--- Start of ROWS ---

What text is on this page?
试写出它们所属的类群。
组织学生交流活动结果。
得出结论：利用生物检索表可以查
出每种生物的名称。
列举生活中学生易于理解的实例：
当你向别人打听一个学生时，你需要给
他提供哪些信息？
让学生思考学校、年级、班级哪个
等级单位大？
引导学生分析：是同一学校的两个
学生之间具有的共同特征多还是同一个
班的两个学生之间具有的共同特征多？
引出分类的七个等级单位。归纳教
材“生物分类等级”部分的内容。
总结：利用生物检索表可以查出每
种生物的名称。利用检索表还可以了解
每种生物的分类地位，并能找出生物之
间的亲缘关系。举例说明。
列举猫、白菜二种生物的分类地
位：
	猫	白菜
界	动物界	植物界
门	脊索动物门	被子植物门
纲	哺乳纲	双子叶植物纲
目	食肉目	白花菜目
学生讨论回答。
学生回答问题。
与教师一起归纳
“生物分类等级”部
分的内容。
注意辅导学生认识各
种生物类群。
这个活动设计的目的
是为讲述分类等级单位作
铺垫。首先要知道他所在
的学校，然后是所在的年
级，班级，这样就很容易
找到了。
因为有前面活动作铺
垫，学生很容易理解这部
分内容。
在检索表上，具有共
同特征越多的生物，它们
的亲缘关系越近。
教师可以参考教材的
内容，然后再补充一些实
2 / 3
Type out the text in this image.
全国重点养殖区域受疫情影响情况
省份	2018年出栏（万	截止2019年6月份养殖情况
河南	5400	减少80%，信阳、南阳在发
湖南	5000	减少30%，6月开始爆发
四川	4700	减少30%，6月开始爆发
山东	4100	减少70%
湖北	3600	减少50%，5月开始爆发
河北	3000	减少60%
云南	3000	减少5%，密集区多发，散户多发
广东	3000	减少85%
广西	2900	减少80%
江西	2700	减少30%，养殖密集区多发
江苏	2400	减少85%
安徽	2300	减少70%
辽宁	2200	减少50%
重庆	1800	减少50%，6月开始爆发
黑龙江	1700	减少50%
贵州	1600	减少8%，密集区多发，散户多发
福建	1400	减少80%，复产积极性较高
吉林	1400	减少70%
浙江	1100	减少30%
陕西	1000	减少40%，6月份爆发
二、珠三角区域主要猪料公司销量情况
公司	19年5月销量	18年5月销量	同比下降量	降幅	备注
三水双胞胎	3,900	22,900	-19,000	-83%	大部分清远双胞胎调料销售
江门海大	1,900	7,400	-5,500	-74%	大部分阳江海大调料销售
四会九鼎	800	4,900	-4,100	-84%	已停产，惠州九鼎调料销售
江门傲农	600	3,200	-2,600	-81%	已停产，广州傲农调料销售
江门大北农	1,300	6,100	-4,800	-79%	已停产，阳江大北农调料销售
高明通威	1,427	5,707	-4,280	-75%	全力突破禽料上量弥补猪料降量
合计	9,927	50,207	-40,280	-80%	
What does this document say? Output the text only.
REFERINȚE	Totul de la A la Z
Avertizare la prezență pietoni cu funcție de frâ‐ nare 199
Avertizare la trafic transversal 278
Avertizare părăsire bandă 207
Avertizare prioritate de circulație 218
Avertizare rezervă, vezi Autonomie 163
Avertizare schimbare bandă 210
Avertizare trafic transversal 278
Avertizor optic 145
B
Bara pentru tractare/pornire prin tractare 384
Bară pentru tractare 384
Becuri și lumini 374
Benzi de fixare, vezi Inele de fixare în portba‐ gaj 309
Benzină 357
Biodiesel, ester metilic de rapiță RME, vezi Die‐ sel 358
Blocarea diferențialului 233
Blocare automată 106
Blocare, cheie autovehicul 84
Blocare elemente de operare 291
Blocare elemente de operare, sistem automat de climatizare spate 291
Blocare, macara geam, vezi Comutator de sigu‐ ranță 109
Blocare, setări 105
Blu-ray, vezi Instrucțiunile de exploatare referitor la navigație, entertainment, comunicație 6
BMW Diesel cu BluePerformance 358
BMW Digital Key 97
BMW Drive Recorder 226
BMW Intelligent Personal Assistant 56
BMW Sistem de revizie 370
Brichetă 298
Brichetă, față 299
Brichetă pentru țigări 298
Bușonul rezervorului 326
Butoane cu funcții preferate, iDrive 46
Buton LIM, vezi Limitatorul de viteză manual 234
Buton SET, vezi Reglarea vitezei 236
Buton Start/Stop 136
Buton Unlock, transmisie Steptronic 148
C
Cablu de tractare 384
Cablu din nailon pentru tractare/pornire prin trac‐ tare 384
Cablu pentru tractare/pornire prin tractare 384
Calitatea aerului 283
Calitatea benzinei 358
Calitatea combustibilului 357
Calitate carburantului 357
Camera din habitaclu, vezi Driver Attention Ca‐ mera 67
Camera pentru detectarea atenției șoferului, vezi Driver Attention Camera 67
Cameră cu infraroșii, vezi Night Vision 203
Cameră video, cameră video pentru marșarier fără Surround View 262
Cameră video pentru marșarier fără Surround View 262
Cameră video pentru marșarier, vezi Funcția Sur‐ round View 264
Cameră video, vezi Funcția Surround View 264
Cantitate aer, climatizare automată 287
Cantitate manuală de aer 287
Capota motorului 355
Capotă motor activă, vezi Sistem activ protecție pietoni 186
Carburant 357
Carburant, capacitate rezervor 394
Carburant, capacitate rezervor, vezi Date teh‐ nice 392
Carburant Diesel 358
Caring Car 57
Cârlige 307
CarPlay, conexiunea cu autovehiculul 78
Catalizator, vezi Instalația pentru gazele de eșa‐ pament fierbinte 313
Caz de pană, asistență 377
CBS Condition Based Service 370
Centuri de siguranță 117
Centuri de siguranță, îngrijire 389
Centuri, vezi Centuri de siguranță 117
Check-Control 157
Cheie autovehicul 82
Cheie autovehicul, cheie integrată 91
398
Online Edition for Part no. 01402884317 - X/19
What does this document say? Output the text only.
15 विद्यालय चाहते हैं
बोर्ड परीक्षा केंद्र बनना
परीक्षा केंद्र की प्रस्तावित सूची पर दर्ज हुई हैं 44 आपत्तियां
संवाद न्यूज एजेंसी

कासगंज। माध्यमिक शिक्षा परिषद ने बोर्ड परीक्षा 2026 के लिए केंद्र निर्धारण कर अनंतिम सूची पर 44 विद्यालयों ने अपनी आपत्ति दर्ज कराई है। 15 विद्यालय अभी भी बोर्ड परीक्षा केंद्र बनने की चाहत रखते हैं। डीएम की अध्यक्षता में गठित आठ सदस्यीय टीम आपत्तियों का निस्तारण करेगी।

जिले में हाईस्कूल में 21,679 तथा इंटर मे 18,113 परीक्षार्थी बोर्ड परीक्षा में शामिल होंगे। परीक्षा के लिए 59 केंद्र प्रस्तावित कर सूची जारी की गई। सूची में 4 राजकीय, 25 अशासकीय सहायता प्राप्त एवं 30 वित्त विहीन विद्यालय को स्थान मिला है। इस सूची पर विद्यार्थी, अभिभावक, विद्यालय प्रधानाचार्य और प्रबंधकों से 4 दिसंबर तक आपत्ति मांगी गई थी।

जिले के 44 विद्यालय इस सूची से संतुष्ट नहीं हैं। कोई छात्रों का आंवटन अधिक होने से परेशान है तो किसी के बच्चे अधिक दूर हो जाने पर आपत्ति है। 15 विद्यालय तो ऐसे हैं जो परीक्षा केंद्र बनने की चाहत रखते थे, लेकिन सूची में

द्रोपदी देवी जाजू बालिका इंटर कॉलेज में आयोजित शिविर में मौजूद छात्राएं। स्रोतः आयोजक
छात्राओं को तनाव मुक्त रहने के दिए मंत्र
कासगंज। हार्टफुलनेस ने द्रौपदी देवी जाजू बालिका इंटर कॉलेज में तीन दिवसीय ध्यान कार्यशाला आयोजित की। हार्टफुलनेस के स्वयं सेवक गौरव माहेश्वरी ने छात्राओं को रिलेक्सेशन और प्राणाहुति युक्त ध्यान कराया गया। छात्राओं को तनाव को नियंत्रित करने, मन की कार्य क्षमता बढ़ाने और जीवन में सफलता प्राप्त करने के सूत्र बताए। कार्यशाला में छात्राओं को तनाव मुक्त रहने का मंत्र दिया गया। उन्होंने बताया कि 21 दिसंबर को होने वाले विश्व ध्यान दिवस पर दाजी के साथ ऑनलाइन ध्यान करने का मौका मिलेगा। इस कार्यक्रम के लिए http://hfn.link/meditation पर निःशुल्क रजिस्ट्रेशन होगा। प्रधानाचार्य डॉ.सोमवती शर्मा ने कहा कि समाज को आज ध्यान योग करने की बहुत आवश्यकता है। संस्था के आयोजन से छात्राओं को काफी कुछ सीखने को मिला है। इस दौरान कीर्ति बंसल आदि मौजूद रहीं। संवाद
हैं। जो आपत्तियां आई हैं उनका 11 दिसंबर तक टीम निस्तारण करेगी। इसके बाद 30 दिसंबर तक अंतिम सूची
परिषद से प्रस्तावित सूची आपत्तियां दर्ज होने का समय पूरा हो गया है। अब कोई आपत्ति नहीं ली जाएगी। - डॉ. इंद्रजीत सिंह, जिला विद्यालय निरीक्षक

--- End of ROWS ---

Tally the lines of the material above that contain the word "climatizare" and report the total alone.

2